Extract each line holding the word "Верх" from the entries.

Dataset entries:

◇ ◇ ◇

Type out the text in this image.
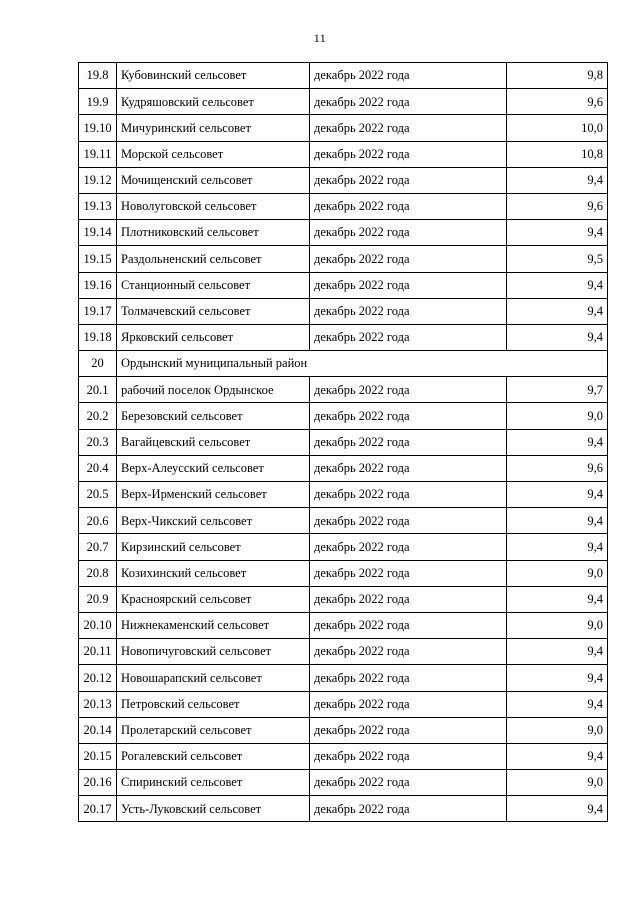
11
19.8	Кубовинский сельсовет	декабрь 2022 года	9,8
19.9	Кудряшовский сельсовет	декабрь 2022 года	9,6
19.10	Мичуринский сельсовет	декабрь 2022 года	10,0
19.11	Морской сельсовет	декабрь 2022 года	10,8
19.12	Мочищенский сельсовет	декабрь 2022 года	9,4
19.13	Новолуговской сельсовет	декабрь 2022 года	9,6
19.14	Плотниковский сельсовет	декабрь 2022 года	9,4
19.15	Раздольненский сельсовет	декабрь 2022 года	9,5
19.16	Станционный сельсовет	декабрь 2022 года	9,4
19.17	Толмачевский сельсовет	декабрь 2022 года	9,4
19.18	Ярковский сельсовет	декабрь 2022 года	9,4
20	Ордынский муниципальный район		
20.1	рабочий поселок Ордынское	декабрь 2022 года	9,7
20.2	Березовский сельсовет	декабрь 2022 года	9,0
20.3	Вагайцевский сельсовет	декабрь 2022 года	9,4
20.4	Верх-Алеусский сельсовет	декабрь 2022 года	9,6
20.5	Верх-Ирменский сельсовет	декабрь 2022 года	9,4
20.6	Верх-Чикский сельсовет	декабрь 2022 года	9,4
20.7	Кирзинский сельсовет	декабрь 2022 года	9,4
20.8	Козихинский сельсовет	декабрь 2022 года	9,0
20.9	Красноярский сельсовет	декабрь 2022 года	9,4
20.10	Нижнекаменский сельсовет	декабрь 2022 года	9,0
20.11	Новопичуговский сельсовет	декабрь 2022 года	9,4
20.12	Новошарапский сельсовет	декабрь 2022 года	9,4
20.13	Петровский сельсовет	декабрь 2022 года	9,4
20.14	Пролетарский сельсовет	декабрь 2022 года	9,0
20.15	Рогалевский сельсовет	декабрь 2022 года	9,4
20.16	Спиринский сельсовет	декабрь 2022 года	9,0
20.17	Усть-Луковский сельсовет	декабрь 2022 года	9,4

◇ ◇ ◇

Solution to this task:
20.4	Верх-Алеусский сельсовет	декабрь 2022 года	9,6
20.5	Верх-Ирменский сельсовет	декабрь 2022 года	9,4
20.6	Верх-Чикский сельсовет	декабрь 2022 года	9,4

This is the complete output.